• EXERCISE INSTRUCTIONS
In the data, extract each line that holds the string "skills".

────────────────────────────────────────

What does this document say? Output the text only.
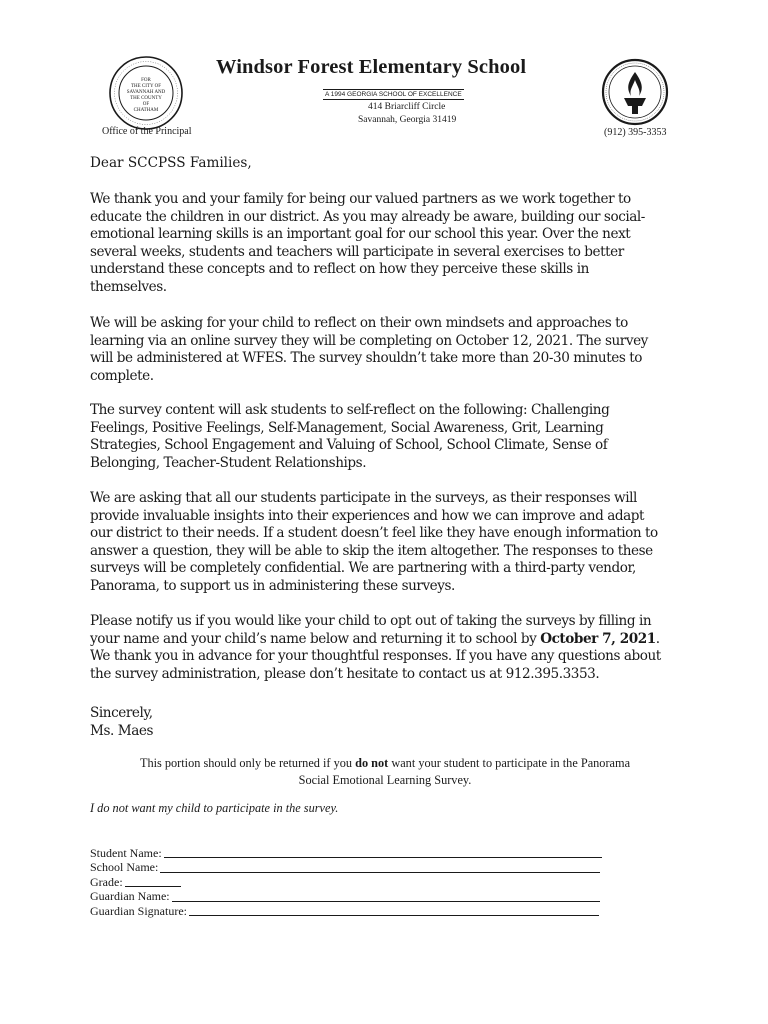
FOR
THE CITY OF
SAVANNAH AND
THE COUNTY
OF
CHATHAM
Office of the Principal
Windsor Forest Elementary School
A 1994 GEORGIA SCHOOL OF EXCELLENCE
414 Briarcliff Circle
Savannah, Georgia 31419
(912) 395-3353
Dear SCCPSS Families,
We thank you and your family for being our valued partners as we work together to
educate the children in our district. As you may already be aware, building our social-
emotional learning skills is an important goal for our school this year. Over the next
several weeks, students and teachers will participate in several exercises to better
understand these concepts and to reflect on how they perceive these skills in
themselves.
We will be asking for your child to reflect on their own mindsets and approaches to
learning via an online survey they will be completing on October 12, 2021. The survey
will be administered at WFES. The survey shouldn’t take more than 20-30 minutes to
complete.
The survey content will ask students to self-reflect on the following: Challenging
Feelings, Positive Feelings, Self-Management, Social Awareness, Grit, Learning
Strategies, School Engagement and Valuing of School, School Climate, Sense of
Belonging, Teacher-Student Relationships.
We are asking that all our students participate in the surveys, as their responses will
provide invaluable insights into their experiences and how we can improve and adapt
our district to their needs. If a student doesn’t feel like they have enough information to
answer a question, they will be able to skip the item altogether. The responses to these
surveys will be completely confidential. We are partnering with a third-party vendor,
Panorama, to support us in administering these surveys.
Please notify us if you would like your child to opt out of taking the surveys by filling in
your name and your child’s name below and returning it to school by October 7, 2021.
We thank you in advance for your thoughtful responses. If you have any questions about
the survey administration, please don’t hesitate to contact us at 912.395.3353.
Sincerely,
Ms. Maes
This portion should only be returned if you do not want your student to participate in the Panorama
Social Emotional Learning Survey.
I do not want my child to participate in the survey.
Student Name:
School Name:
Grade:
Guardian Name:
Guardian Signature:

────────────────────────────────────────

• RESULT
emotional learning skills is an important goal for our school this year. Over the next
understand these concepts and to reflect on how they perceive these skills in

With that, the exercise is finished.